▶ [ENTRIES]:
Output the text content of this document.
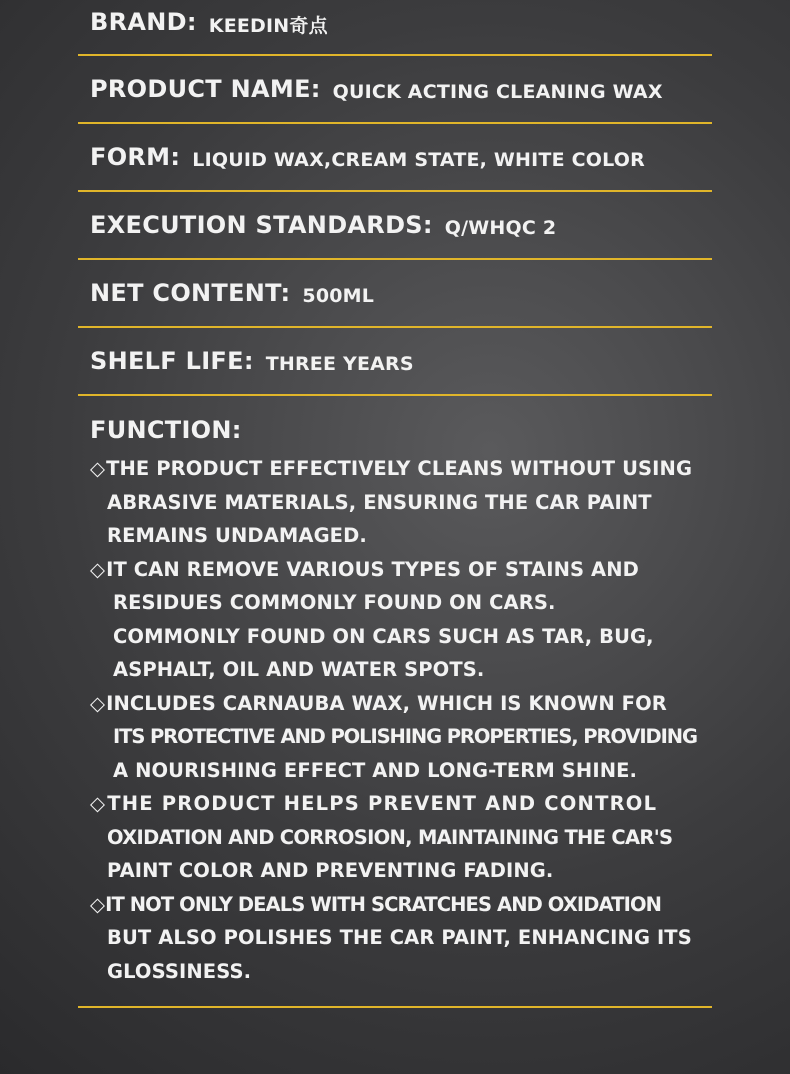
BRAND: KEEDIN奇点
PRODUCT NAME: QUICK ACTING CLEANING WAX
FORM: LIQUID WAX,CREAM STATE, WHITE COLOR
EXECUTION STANDARDS: Q/WHQC 2
NET CONTENT: 500ML
SHELF LIFE: THREE YEARS
FUNCTION:
◇THE PRODUCT EFFECTIVELY CLEANS WITHOUT USING
ABRASIVE MATERIALS, ENSURING THE CAR PAINT
REMAINS UNDAMAGED.
◇IT CAN REMOVE VARIOUS TYPES OF STAINS AND
RESIDUES COMMONLY FOUND ON CARS.
COMMONLY FOUND ON CARS SUCH AS TAR, BUG,
ASPHALT, OIL AND WATER SPOTS.
◇INCLUDES CARNAUBA WAX, WHICH IS KNOWN FOR
ITS PROTECTIVE AND POLISHING PROPERTIES, PROVIDING
A NOURISHING EFFECT AND LONG-TERM SHINE.
◇THE PRODUCT HELPS PREVENT AND CONTROL
OXIDATION AND CORROSION, MAINTAINING THE CAR'S
PAINT COLOR AND PREVENTING FADING.
◇IT NOT ONLY DEALS WITH SCRATCHES AND OXIDATION
BUT ALSO POLISHES THE CAR PAINT, ENHANCING ITS
GLOSSINESS.
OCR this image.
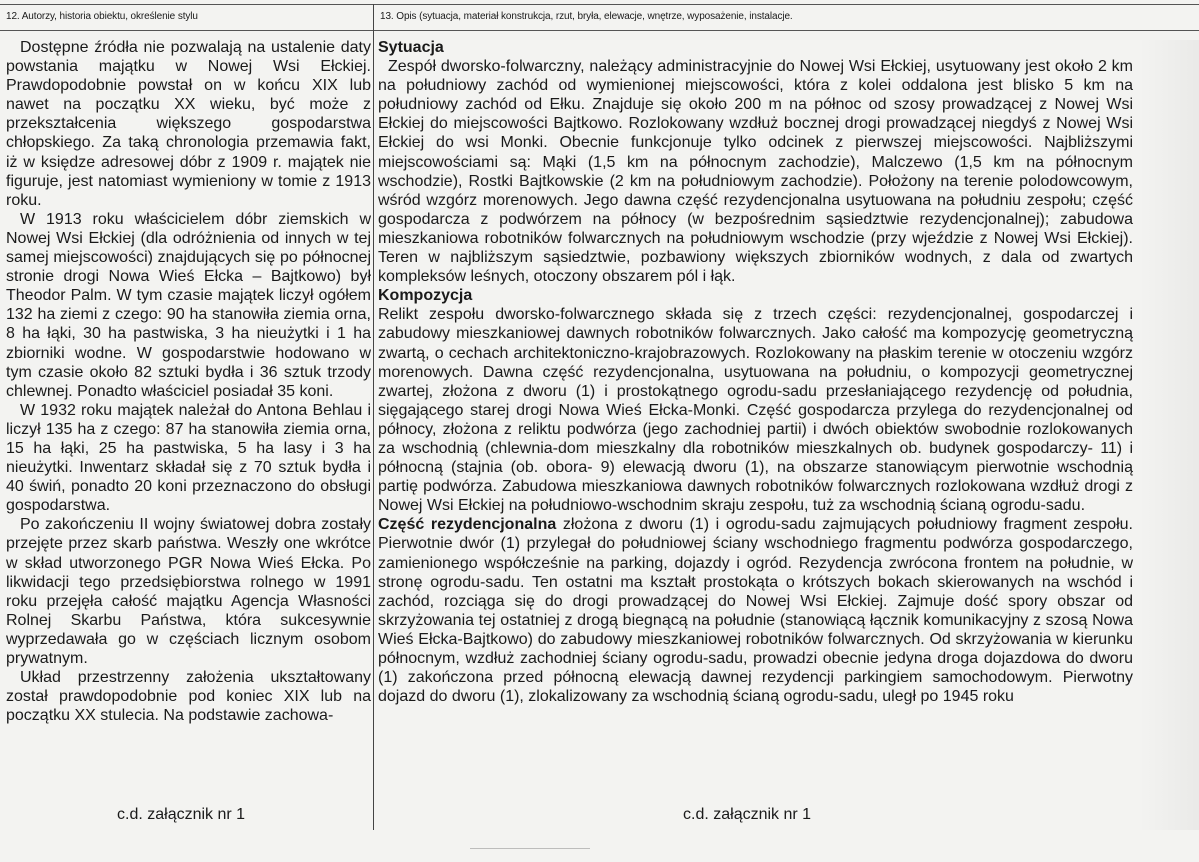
12. Autorzy, historia obiektu, określenie stylu	13. Opis (sytuacja, materiał konstrukcja, rzut, bryła, elewacje, wnętrze, wyposażenie, instalacje.

Dostępne źródła nie pozwalają na ustalenie daty powstania majątku w Nowej Wsi Ełckiej. Prawdopodobnie powstał on w końcu XIX lub nawet na początku XX wieku, być może z przekształcenia większego gospodarstwa chłopskiego. Za taką chronologia przemawia fakt, iż w księdze adresowej dóbr z 1909 r. majątek nie figuruje, jest natomiast wymieniony w tomie z 1913 roku.

W 1913 roku właścicielem dóbr ziemskich w Nowej Wsi Ełckiej (dla odróżnienia od innych w tej samej miejscowości) znajdujących się po północnej stronie drogi Nowa Wieś Ełcka – Bajtkowo) był Theodor Palm. W tym czasie majątek liczył ogółem 132 ha ziemi z czego: 90 ha stanowiła ziemia orna, 8 ha łąki, 30 ha pastwiska, 3 ha nieużytki i 1 ha zbiorniki wodne. W gospodarstwie hodowano w tym czasie około 82 sztuki bydła i 36 sztuk trzody chlewnej. Ponadto właściciel posiadał 35 koni.

W 1932 roku majątek należał do Antona Behlau i liczył 135 ha z czego: 87 ha stanowiła ziemia orna, 15 ha łąki, 25 ha pastwiska, 5 ha lasy i 3 ha nieużytki. Inwentarz składał się z 70 sztuk bydła i 40 świń, ponadto 20 koni przeznaczono do obsługi gospodarstwa.

Po zakończeniu II wojny światowej dobra zostały przejęte przez skarb państwa. Weszły one wkrótce w skład utworzonego PGR Nowa Wieś Ełcka. Po likwidacji tego przedsiębiorstwa rolnego w 1991 roku przejęła całość majątku Agencja Własności Rolnej Skarbu Państwa, która sukcesywnie wyprzedawała go w częściach licznym osobom prywatnym.

Układ przestrzenny założenia ukształtowany został prawdopodobnie pod koniec XIX lub na początku XX stulecia. Na podstawie zachowa-

c.d. załącznik nr 1
Sytuacja

Zespół dworsko-folwarczny, należący administracyjnie do Nowej Wsi Ełckiej, usytuowany jest około 2 km na południowy zachód od wymienionej miejscowości, która z kolei oddalona jest blisko 5 km na południowy zachód od Ełku. Znajduje się około 200 m na północ od szosy prowadzącej z Nowej Wsi Ełckiej do miejscowości Bajtkowo. Rozlokowany wzdłuż bocznej drogi prowadzącej niegdyś z Nowej Wsi Ełckiej do wsi Monki. Obecnie funkcjonuje tylko odcinek z pierwszej miejscowości. Najbliższymi miejscowościami są: Mąki (1,5 km na północnym zachodzie), Malczewo (1,5 km na północnym wschodzie), Rostki Bajtkowskie (2 km na południowym zachodzie). Położony na terenie polodowcowym, wśród wzgórz morenowych. Jego dawna część rezydencjonalna usytuowana na południu zespołu; część gospodarcza z podwórzem na północy (w bezpośrednim sąsiedztwie rezydencjonalnej); zabudowa mieszkaniowa robotników folwarcznych na południowym wschodzie (przy wjeździe z Nowej Wsi Ełckiej). Teren w najbliższym sąsiedztwie, pozbawiony większych zbiorników wodnych, z dala od zwartych kompleksów leśnych, otoczony obszarem pól i łąk.

Kompozycja

Relikt zespołu dworsko-folwarcznego składa się z trzech części: rezydencjonalnej, gospodarczej i zabudowy mieszkaniowej dawnych robotników folwarcznych. Jako całość ma kompozycję geometryczną zwartą, o cechach architektoniczno-krajobrazowych. Rozlokowany na płaskim terenie w otoczeniu wzgórz morenowych. Dawna część rezydencjonalna, usytuowana na południu, o kompozycji geometrycznej zwartej, złożona z dworu (1) i prostokątnego ogrodu-sadu przesłaniającego rezydencję od południa, sięgającego starej drogi Nowa Wieś Ełcka-Monki. Część gospodarcza przylega do rezydencjonalnej od północy, złożona z reliktu podwórza (jego zachodniej partii) i dwóch obiektów swobodnie rozlokowanych za wschodnią (chlewnia-dom mieszkalny dla robotników mieszkalnych ob. budynek gospodarczy- 11) i północną (stajnia (ob. obora- 9) elewacją dworu (1), na obszarze stanowiącym pierwotnie wschodnią partię podwórza. Zabudowa mieszkaniowa dawnych robotników folwarcznych rozlokowana wzdłuż drogi z Nowej Wsi Ełckiej na południowo-wschodnim skraju zespołu, tuż za wschodnią ścianą ogrodu-sadu.

Część rezydencjonalna złożona z dworu (1) i ogrodu-sadu zajmujących południowy fragment zespołu. Pierwotnie dwór (1) przylegał do południowej ściany wschodniego fragmentu podwórza gospodarczego, zamienionego współcześnie na parking, dojazdy i ogród. Rezydencja zwrócona frontem na południe, w stronę ogrodu-sadu. Ten ostatni ma kształt prostokąta o krótszych bokach skierowanych na wschód i zachód, rozciąga się do drogi prowadzącej do Nowej Wsi Ełckiej. Zajmuje dość spory obszar od skrzyżowania tej ostatniej z drogą biegnącą na południe (stanowiącą łącznik komunikacyjny z szosą Nowa Wieś Ełcka-Bajtkowo) do zabudowy mieszkaniowej robotników folwarcznych. Od skrzyżowania w kierunku północnym, wzdłuż zachodniej ściany ogrodu-sadu, prowadzi obecnie jedyna droga dojazdowa do dworu (1) zakończona przed północną elewacją dawnej rezydencji parkingiem samochodowym. Pierwotny dojazd do dworu (1), zlokalizowany za wschodnią ścianą ogrodu-sadu, uległ po 1945 roku

c.d. załącznik nr 1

▶ [GOAL]:
Your copy should match the entries exactly, minus the pictures.

▶ [SOLUTION]:
Output the text content of this document.
BRAND: KEEDIN奇点
PRODUCT NAME: QUICK ACTING CLEANING WAX
FORM: LIQUID WAX,CREAM STATE, WHITE COLOR
EXECUTION STANDARDS: Q/WHQC 2
NET CONTENT: 500ML
SHELF LIFE: THREE YEARS
FUNCTION:
◇THE PRODUCT EFFECTIVELY CLEANS WITHOUT USING
ABRASIVE MATERIALS, ENSURING THE CAR PAINT
REMAINS UNDAMAGED.
◇IT CAN REMOVE VARIOUS TYPES OF STAINS AND
RESIDUES COMMONLY FOUND ON CARS.
COMMONLY FOUND ON CARS SUCH AS TAR, BUG,
ASPHALT, OIL AND WATER SPOTS.
◇INCLUDES CARNAUBA WAX, WHICH IS KNOWN FOR
ITS PROTECTIVE AND POLISHING PROPERTIES, PROVIDING
A NOURISHING EFFECT AND LONG-TERM SHINE.
◇THE PRODUCT HELPS PREVENT AND CONTROL
OXIDATION AND CORROSION, MAINTAINING THE CAR'S
PAINT COLOR AND PREVENTING FADING.
◇IT NOT ONLY DEALS WITH SCRATCHES AND OXIDATION
BUT ALSO POLISHES THE CAR PAINT, ENHANCING ITS
GLOSSINESS.
OCR this image.
12. Autorzy, historia obiektu, określenie stylu	13. Opis (sytuacja, materiał konstrukcja, rzut, bryła, elewacje, wnętrze, wyposażenie, instalacje.

Dostępne źródła nie pozwalają na ustalenie daty powstania majątku w Nowej Wsi Ełckiej. Prawdopodobnie powstał on w końcu XIX lub nawet na początku XX wieku, być może z przekształcenia większego gospodarstwa chłopskiego. Za taką chronologia przemawia fakt, iż w księdze adresowej dóbr z 1909 r. majątek nie figuruje, jest natomiast wymieniony w tomie z 1913 roku.

W 1913 roku właścicielem dóbr ziemskich w Nowej Wsi Ełckiej (dla odróżnienia od innych w tej samej miejscowości) znajdujących się po północnej stronie drogi Nowa Wieś Ełcka – Bajtkowo) był Theodor Palm. W tym czasie majątek liczył ogółem 132 ha ziemi z czego: 90 ha stanowiła ziemia orna, 8 ha łąki, 30 ha pastwiska, 3 ha nieużytki i 1 ha zbiorniki wodne. W gospodarstwie hodowano w tym czasie około 82 sztuki bydła i 36 sztuk trzody chlewnej. Ponadto właściciel posiadał 35 koni.

W 1932 roku majątek należał do Antona Behlau i liczył 135 ha z czego: 87 ha stanowiła ziemia orna, 15 ha łąki, 25 ha pastwiska, 5 ha lasy i 3 ha nieużytki. Inwentarz składał się z 70 sztuk bydła i 40 świń, ponadto 20 koni przeznaczono do obsługi gospodarstwa.

Po zakończeniu II wojny światowej dobra zostały przejęte przez skarb państwa. Weszły one wkrótce w skład utworzonego PGR Nowa Wieś Ełcka. Po likwidacji tego przedsiębiorstwa rolnego w 1991 roku przejęła całość majątku Agencja Własności Rolnej Skarbu Państwa, która sukcesywnie wyprzedawała go w częściach licznym osobom prywatnym.

Układ przestrzenny założenia ukształtowany został prawdopodobnie pod koniec XIX lub na początku XX stulecia. Na podstawie zachowa-

c.d. załącznik nr 1
Sytuacja

Zespół dworsko-folwarczny, należący administracyjnie do Nowej Wsi Ełckiej, usytuowany jest około 2 km na południowy zachód od wymienionej miejscowości, która z kolei oddalona jest blisko 5 km na południowy zachód od Ełku. Znajduje się około 200 m na północ od szosy prowadzącej z Nowej Wsi Ełckiej do miejscowości Bajtkowo. Rozlokowany wzdłuż bocznej drogi prowadzącej niegdyś z Nowej Wsi Ełckiej do wsi Monki. Obecnie funkcjonuje tylko odcinek z pierwszej miejscowości. Najbliższymi miejscowościami są: Mąki (1,5 km na północnym zachodzie), Malczewo (1,5 km na północnym wschodzie), Rostki Bajtkowskie (2 km na południowym zachodzie). Położony na terenie polodowcowym, wśród wzgórz morenowych. Jego dawna część rezydencjonalna usytuowana na południu zespołu; część gospodarcza z podwórzem na północy (w bezpośrednim sąsiedztwie rezydencjonalnej); zabudowa mieszkaniowa robotników folwarcznych na południowym wschodzie (przy wjeździe z Nowej Wsi Ełckiej). Teren w najbliższym sąsiedztwie, pozbawiony większych zbiorników wodnych, z dala od zwartych kompleksów leśnych, otoczony obszarem pól i łąk.

Kompozycja

Relikt zespołu dworsko-folwarcznego składa się z trzech części: rezydencjonalnej, gospodarczej i zabudowy mieszkaniowej dawnych robotników folwarcznych. Jako całość ma kompozycję geometryczną zwartą, o cechach architektoniczno-krajobrazowych. Rozlokowany na płaskim terenie w otoczeniu wzgórz morenowych. Dawna część rezydencjonalna, usytuowana na południu, o kompozycji geometrycznej zwartej, złożona z dworu (1) i prostokątnego ogrodu-sadu przesłaniającego rezydencję od południa, sięgającego starej drogi Nowa Wieś Ełcka-Monki. Część gospodarcza przylega do rezydencjonalnej od północy, złożona z reliktu podwórza (jego zachodniej partii) i dwóch obiektów swobodnie rozlokowanych za wschodnią (chlewnia-dom mieszkalny dla robotników mieszkalnych ob. budynek gospodarczy- 11) i północną (stajnia (ob. obora- 9) elewacją dworu (1), na obszarze stanowiącym pierwotnie wschodnią partię podwórza. Zabudowa mieszkaniowa dawnych robotników folwarcznych rozlokowana wzdłuż drogi z Nowej Wsi Ełckiej na południowo-wschodnim skraju zespołu, tuż za wschodnią ścianą ogrodu-sadu.

Część rezydencjonalna złożona z dworu (1) i ogrodu-sadu zajmujących południowy fragment zespołu. Pierwotnie dwór (1) przylegał do południowej ściany wschodniego fragmentu podwórza gospodarczego, zamienionego współcześnie na parking, dojazdy i ogród. Rezydencja zwrócona frontem na południe, w stronę ogrodu-sadu. Ten ostatni ma kształt prostokąta o krótszych bokach skierowanych na wschód i zachód, rozciąga się do drogi prowadzącej do Nowej Wsi Ełckiej. Zajmuje dość spory obszar od skrzyżowania tej ostatniej z drogą biegnącą na południe (stanowiącą łącznik komunikacyjny z szosą Nowa Wieś Ełcka-Bajtkowo) do zabudowy mieszkaniowej robotników folwarcznych. Od skrzyżowania w kierunku północnym, wzdłuż zachodniej ściany ogrodu-sadu, prowadzi obecnie jedyna droga dojazdowa do dworu (1) zakończona przed północną elewacją dawnej rezydencji parkingiem samochodowym. Pierwotny dojazd do dworu (1), zlokalizowany za wschodnią ścianą ogrodu-sadu, uległ po 1945 roku

c.d. załącznik nr 1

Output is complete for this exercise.